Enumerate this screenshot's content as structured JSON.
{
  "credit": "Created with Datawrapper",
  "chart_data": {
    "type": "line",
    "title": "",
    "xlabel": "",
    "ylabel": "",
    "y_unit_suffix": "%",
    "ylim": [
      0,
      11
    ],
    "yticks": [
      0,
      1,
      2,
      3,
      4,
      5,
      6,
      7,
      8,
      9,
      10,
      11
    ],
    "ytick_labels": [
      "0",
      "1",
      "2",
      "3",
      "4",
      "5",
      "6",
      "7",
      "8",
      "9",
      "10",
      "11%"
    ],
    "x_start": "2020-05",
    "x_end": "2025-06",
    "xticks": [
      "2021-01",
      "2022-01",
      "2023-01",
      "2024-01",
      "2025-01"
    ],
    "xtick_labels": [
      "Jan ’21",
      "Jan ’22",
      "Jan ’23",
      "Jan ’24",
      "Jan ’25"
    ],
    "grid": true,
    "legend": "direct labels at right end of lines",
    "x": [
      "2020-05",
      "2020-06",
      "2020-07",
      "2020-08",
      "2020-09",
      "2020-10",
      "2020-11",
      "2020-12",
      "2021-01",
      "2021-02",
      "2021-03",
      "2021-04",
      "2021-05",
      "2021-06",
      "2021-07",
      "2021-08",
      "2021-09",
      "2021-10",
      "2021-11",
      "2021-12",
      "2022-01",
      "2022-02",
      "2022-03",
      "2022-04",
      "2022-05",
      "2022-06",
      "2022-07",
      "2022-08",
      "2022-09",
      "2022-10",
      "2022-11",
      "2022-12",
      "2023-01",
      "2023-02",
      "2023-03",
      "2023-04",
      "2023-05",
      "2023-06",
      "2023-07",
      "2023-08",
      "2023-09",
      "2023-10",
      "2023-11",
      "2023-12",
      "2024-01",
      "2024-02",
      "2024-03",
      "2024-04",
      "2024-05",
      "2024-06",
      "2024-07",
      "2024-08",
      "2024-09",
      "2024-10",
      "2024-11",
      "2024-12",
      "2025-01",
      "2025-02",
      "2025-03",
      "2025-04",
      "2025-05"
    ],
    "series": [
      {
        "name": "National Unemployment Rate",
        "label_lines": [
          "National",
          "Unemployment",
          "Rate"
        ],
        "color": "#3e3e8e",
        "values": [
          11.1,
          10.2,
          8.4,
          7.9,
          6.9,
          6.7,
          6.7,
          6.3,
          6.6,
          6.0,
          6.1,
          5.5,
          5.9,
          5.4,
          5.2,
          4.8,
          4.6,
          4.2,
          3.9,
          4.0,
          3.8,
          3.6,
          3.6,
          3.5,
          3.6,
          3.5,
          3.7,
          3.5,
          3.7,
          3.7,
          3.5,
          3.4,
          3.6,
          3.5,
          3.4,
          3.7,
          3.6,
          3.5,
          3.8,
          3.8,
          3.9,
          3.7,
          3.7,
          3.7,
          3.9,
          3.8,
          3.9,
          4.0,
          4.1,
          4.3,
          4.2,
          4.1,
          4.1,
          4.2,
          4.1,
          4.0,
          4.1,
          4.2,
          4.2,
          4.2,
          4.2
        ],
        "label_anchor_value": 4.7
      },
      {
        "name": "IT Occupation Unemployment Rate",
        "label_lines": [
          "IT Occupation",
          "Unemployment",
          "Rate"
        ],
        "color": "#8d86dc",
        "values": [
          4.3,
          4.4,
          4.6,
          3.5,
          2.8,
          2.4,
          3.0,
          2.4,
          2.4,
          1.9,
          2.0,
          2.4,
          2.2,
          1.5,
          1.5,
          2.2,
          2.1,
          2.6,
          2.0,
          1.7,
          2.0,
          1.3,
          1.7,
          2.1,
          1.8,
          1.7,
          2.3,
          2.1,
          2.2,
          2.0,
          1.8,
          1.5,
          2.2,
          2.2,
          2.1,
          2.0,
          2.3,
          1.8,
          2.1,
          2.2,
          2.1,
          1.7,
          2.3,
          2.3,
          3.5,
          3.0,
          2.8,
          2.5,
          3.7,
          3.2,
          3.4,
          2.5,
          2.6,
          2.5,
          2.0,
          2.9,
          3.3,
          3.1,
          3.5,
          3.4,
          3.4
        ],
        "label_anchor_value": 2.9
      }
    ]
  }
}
•••••
# [Given exercise]
Give an exact repetition of all the material.

# [Task result]
Enumerate this screenshot's content as structured JSON.
{
  "credit": "Created with Datawrapper",
  "chart_data": {
    "type": "line",
    "title": "",
    "xlabel": "",
    "ylabel": "",
    "y_unit_suffix": "%",
    "ylim": [
      0,
      11
    ],
    "yticks": [
      0,
      1,
      2,
      3,
      4,
      5,
      6,
      7,
      8,
      9,
      10,
      11
    ],
    "ytick_labels": [
      "0",
      "1",
      "2",
      "3",
      "4",
      "5",
      "6",
      "7",
      "8",
      "9",
      "10",
      "11%"
    ],
    "x_start": "2020-05",
    "x_end": "2025-06",
    "xticks": [
      "2021-01",
      "2022-01",
      "2023-01",
      "2024-01",
      "2025-01"
    ],
    "xtick_labels": [
      "Jan ’21",
      "Jan ’22",
      "Jan ’23",
      "Jan ’24",
      "Jan ’25"
    ],
    "grid": true,
    "legend": "direct labels at right end of lines",
    "x": [
      "2020-05",
      "2020-06",
      "2020-07",
      "2020-08",
      "2020-09",
      "2020-10",
      "2020-11",
      "2020-12",
      "2021-01",
      "2021-02",
      "2021-03",
      "2021-04",
      "2021-05",
      "2021-06",
      "2021-07",
      "2021-08",
      "2021-09",
      "2021-10",
      "2021-11",
      "2021-12",
      "2022-01",
      "2022-02",
      "2022-03",
      "2022-04",
      "2022-05",
      "2022-06",
      "2022-07",
      "2022-08",
      "2022-09",
      "2022-10",
      "2022-11",
      "2022-12",
      "2023-01",
      "2023-02",
      "2023-03",
      "2023-04",
      "2023-05",
      "2023-06",
      "2023-07",
      "2023-08",
      "2023-09",
      "2023-10",
      "2023-11",
      "2023-12",
      "2024-01",
      "2024-02",
      "2024-03",
      "2024-04",
      "2024-05",
      "2024-06",
      "2024-07",
      "2024-08",
      "2024-09",
      "2024-10",
      "2024-11",
      "2024-12",
      "2025-01",
      "2025-02",
      "2025-03",
      "2025-04",
      "2025-05"
    ],
    "series": [
      {
        "name": "National Unemployment Rate",
        "label_lines": [
          "National",
          "Unemployment",
          "Rate"
        ],
        "color": "#3e3e8e",
        "values": [
          11.1,
          10.2,
          8.4,
          7.9,
          6.9,
          6.7,
          6.7,
          6.3,
          6.6,
          6.0,
          6.1,
          5.5,
          5.9,
          5.4,
          5.2,
          4.8,
          4.6,
          4.2,
          3.9,
          4.0,
          3.8,
          3.6,
          3.6,
          3.5,
          3.6,
          3.5,
          3.7,
          3.5,
          3.7,
          3.7,
          3.5,
          3.4,
          3.6,
          3.5,
          3.4,
          3.7,
          3.6,
          3.5,
          3.8,
          3.8,
          3.9,
          3.7,
          3.7,
          3.7,
          3.9,
          3.8,
          3.9,
          4.0,
          4.1,
          4.3,
          4.2,
          4.1,
          4.1,
          4.2,
          4.1,
          4.0,
          4.1,
          4.2,
          4.2,
          4.2,
          4.2
        ],
        "label_anchor_value": 4.7
      },
      {
        "name": "IT Occupation Unemployment Rate",
        "label_lines": [
          "IT Occupation",
          "Unemployment",
          "Rate"
        ],
        "color": "#8d86dc",
        "values": [
          4.3,
          4.4,
          4.6,
          3.5,
          2.8,
          2.4,
          3.0,
          2.4,
          2.4,
          1.9,
          2.0,
          2.4,
          2.2,
          1.5,
          1.5,
          2.2,
          2.1,
          2.6,
          2.0,
          1.7,
          2.0,
          1.3,
          1.7,
          2.1,
          1.8,
          1.7,
          2.3,
          2.1,
          2.2,
          2.0,
          1.8,
          1.5,
          2.2,
          2.2,
          2.1,
          2.0,
          2.3,
          1.8,
          2.1,
          2.2,
          2.1,
          1.7,
          2.3,
          2.3,
          3.5,
          3.0,
          2.8,
          2.5,
          3.7,
          3.2,
          3.4,
          2.5,
          2.6,
          2.5,
          2.0,
          2.9,
          3.3,
          3.1,
          3.5,
          3.4,
          3.4
        ],
        "label_anchor_value": 2.9
      }
    ]
  }
}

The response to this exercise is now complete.